### WORK TO DO
Copy out everything from the start of the entries down to the line containing "back-button[interactable] xyxy=(32,514,59,546)", with both ends included, precisely as given.

### EXTRACTED DATA

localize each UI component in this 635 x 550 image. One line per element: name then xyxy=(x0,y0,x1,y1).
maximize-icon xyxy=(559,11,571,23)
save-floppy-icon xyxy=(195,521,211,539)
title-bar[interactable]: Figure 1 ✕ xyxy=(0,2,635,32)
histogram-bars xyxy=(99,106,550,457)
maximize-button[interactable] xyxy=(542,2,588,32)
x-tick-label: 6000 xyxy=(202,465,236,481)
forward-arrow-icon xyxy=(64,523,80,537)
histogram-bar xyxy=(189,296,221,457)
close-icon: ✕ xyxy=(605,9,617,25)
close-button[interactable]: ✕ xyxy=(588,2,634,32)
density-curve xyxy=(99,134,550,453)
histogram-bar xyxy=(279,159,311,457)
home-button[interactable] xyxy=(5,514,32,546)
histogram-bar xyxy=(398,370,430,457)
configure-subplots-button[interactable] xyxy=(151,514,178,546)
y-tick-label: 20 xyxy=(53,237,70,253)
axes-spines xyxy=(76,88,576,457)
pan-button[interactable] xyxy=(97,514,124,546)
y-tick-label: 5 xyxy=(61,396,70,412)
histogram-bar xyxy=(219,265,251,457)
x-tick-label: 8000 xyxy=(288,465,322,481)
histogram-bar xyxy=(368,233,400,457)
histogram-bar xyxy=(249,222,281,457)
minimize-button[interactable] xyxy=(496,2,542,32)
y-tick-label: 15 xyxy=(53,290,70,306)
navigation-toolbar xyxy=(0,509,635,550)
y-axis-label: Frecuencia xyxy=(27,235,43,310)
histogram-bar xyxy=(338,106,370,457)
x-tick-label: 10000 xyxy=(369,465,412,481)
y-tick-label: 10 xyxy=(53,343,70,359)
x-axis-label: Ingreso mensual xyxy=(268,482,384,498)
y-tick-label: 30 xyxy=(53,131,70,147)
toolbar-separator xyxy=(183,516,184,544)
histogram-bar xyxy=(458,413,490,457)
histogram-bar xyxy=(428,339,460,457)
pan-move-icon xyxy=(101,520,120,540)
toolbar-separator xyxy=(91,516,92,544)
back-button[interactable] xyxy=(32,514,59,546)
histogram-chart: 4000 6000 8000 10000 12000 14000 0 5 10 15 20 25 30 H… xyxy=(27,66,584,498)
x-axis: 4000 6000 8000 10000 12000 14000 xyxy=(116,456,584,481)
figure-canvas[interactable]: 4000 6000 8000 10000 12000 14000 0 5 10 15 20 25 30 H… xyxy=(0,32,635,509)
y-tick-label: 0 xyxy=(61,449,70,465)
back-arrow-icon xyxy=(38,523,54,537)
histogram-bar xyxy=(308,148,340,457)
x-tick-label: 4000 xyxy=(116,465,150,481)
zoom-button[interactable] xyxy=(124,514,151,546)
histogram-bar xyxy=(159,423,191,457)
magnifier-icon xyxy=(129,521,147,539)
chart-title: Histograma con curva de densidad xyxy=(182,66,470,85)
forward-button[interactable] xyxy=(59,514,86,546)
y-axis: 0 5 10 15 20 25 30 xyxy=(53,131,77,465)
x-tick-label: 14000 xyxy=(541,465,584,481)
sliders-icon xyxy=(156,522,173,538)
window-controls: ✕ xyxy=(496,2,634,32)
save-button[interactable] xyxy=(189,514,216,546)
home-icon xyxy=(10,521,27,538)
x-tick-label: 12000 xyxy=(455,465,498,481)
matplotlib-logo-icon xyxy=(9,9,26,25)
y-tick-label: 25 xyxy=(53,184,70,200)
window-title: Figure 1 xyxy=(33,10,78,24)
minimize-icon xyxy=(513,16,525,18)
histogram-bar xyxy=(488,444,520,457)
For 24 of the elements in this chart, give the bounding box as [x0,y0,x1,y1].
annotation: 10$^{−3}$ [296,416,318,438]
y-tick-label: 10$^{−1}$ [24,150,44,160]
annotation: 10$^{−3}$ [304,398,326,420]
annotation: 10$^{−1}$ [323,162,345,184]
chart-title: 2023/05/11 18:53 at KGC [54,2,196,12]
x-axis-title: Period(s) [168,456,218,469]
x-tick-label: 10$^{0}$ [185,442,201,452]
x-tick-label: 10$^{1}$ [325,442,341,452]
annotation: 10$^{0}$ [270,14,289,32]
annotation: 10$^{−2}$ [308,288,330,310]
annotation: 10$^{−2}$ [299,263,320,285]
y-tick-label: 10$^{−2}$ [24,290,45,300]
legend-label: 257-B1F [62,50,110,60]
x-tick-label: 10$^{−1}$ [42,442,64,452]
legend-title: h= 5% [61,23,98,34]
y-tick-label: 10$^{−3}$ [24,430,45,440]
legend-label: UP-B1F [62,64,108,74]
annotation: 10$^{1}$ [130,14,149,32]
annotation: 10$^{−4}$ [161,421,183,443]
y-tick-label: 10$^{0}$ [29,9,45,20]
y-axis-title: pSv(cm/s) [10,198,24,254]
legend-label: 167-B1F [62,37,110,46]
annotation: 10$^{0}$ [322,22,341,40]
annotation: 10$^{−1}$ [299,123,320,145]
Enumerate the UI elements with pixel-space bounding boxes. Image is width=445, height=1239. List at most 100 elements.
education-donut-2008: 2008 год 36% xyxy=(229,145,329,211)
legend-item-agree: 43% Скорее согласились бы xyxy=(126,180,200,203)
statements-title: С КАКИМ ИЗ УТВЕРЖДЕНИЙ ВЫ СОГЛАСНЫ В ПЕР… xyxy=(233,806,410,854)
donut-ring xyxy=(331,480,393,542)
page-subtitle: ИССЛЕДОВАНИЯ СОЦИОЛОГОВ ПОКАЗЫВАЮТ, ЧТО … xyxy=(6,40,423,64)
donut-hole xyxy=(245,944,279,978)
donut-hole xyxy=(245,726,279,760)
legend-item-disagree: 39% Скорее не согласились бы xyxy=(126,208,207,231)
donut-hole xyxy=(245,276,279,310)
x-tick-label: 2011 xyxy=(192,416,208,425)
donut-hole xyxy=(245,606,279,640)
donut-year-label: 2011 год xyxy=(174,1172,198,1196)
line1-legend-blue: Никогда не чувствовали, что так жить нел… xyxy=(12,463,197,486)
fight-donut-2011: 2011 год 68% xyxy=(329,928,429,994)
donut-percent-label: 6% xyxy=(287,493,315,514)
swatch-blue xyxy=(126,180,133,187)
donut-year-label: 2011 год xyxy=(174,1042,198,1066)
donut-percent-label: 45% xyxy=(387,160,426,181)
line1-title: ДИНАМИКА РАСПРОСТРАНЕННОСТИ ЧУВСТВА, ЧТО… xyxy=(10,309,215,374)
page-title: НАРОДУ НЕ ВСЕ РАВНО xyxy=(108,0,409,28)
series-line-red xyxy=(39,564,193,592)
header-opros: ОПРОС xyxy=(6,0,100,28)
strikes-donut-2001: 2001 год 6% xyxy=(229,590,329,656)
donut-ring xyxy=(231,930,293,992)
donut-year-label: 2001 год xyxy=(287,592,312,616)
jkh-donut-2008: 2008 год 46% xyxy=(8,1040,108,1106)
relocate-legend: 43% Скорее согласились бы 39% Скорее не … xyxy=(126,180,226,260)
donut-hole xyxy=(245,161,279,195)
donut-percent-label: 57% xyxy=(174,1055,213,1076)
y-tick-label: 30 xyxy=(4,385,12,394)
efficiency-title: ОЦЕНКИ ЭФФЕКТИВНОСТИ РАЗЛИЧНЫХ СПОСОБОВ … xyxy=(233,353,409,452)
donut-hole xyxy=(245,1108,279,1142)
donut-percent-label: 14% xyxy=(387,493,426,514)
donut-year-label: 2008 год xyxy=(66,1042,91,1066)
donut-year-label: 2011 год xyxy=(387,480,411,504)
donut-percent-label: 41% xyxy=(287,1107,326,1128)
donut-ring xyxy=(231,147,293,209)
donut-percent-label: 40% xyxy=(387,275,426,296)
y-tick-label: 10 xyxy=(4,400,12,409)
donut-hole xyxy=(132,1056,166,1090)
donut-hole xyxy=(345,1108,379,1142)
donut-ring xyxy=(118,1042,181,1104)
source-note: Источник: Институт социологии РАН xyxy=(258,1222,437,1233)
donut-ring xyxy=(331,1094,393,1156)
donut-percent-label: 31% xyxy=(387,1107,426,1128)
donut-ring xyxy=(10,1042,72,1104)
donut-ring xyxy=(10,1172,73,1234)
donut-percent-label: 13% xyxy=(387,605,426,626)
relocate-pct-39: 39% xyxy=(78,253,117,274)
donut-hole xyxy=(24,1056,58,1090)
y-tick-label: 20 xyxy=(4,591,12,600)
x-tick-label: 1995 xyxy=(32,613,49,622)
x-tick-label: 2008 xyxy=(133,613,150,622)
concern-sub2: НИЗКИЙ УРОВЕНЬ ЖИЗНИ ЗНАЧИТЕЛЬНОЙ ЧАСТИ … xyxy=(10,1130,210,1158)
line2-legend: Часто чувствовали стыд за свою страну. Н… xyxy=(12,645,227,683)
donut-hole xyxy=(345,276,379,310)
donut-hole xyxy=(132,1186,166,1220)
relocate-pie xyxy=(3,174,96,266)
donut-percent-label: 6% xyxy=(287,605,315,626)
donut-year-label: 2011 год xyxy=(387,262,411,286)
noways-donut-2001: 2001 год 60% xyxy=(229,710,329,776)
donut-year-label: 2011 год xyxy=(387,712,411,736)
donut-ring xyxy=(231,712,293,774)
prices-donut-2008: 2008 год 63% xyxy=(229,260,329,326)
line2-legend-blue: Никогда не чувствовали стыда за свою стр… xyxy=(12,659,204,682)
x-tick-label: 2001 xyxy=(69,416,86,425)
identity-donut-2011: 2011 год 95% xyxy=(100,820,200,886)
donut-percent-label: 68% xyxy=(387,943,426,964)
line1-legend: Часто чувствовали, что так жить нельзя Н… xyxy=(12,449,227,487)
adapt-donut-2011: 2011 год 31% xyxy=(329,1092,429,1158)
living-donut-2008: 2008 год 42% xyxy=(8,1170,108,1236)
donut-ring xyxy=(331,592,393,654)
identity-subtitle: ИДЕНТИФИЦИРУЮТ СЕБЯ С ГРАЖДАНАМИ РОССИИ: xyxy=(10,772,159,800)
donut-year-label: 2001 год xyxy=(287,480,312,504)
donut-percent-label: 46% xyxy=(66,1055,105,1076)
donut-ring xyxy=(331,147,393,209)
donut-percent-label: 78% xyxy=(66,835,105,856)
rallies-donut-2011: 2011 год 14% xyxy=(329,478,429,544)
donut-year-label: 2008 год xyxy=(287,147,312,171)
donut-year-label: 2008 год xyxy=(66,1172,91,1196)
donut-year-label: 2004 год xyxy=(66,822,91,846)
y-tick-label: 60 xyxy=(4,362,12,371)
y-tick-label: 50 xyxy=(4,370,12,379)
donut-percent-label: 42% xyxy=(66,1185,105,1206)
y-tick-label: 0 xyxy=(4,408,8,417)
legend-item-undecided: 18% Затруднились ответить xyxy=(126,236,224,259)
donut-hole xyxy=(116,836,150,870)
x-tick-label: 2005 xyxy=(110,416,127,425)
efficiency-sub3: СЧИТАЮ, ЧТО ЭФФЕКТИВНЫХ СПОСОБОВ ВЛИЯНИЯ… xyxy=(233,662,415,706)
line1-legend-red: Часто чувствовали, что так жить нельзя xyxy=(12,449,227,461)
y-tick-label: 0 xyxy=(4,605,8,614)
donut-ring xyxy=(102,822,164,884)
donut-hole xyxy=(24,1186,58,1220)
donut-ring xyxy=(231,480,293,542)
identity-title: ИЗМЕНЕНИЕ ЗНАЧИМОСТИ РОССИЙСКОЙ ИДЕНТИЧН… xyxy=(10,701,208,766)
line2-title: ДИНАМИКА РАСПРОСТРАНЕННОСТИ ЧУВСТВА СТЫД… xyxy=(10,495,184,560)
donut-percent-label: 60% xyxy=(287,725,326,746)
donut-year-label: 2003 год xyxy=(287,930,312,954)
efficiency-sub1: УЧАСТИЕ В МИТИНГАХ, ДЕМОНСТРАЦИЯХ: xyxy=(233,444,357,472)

### FINAL RESULT
localize each UI component in this 635 x 550 image. One line per element: name then xyxy=(x0,y0,x1,y1).
maximize-icon xyxy=(559,11,571,23)
save-floppy-icon xyxy=(195,521,211,539)
title-bar[interactable]: Figure 1 ✕ xyxy=(0,2,635,32)
histogram-bars xyxy=(99,106,550,457)
maximize-button[interactable] xyxy=(542,2,588,32)
x-tick-label: 6000 xyxy=(202,465,236,481)
forward-arrow-icon xyxy=(64,523,80,537)
histogram-bar xyxy=(189,296,221,457)
close-icon: ✕ xyxy=(605,9,617,25)
close-button[interactable]: ✕ xyxy=(588,2,634,32)
density-curve xyxy=(99,134,550,453)
histogram-bar xyxy=(279,159,311,457)
home-button[interactable] xyxy=(5,514,32,546)
histogram-bar xyxy=(398,370,430,457)
configure-subplots-button[interactable] xyxy=(151,514,178,546)
y-tick-label: 20 xyxy=(53,237,70,253)
axes-spines xyxy=(76,88,576,457)
pan-button[interactable] xyxy=(97,514,124,546)
y-tick-label: 5 xyxy=(61,396,70,412)
histogram-bar xyxy=(219,265,251,457)
x-tick-label: 8000 xyxy=(288,465,322,481)
histogram-bar xyxy=(368,233,400,457)
histogram-bar xyxy=(249,222,281,457)
minimize-button[interactable] xyxy=(496,2,542,32)
y-tick-label: 15 xyxy=(53,290,70,306)
navigation-toolbar xyxy=(0,509,635,550)
y-axis-label: Frecuencia xyxy=(27,235,43,310)
histogram-bar xyxy=(338,106,370,457)
x-tick-label: 10000 xyxy=(369,465,412,481)
y-tick-label: 10 xyxy=(53,343,70,359)
x-axis-label: Ingreso mensual xyxy=(268,482,384,498)
y-tick-label: 30 xyxy=(53,131,70,147)
toolbar-separator xyxy=(183,516,184,544)
histogram-bar xyxy=(458,413,490,457)
histogram-bar xyxy=(428,339,460,457)
pan-move-icon xyxy=(101,520,120,540)
toolbar-separator xyxy=(91,516,92,544)
back-button[interactable] xyxy=(32,514,59,546)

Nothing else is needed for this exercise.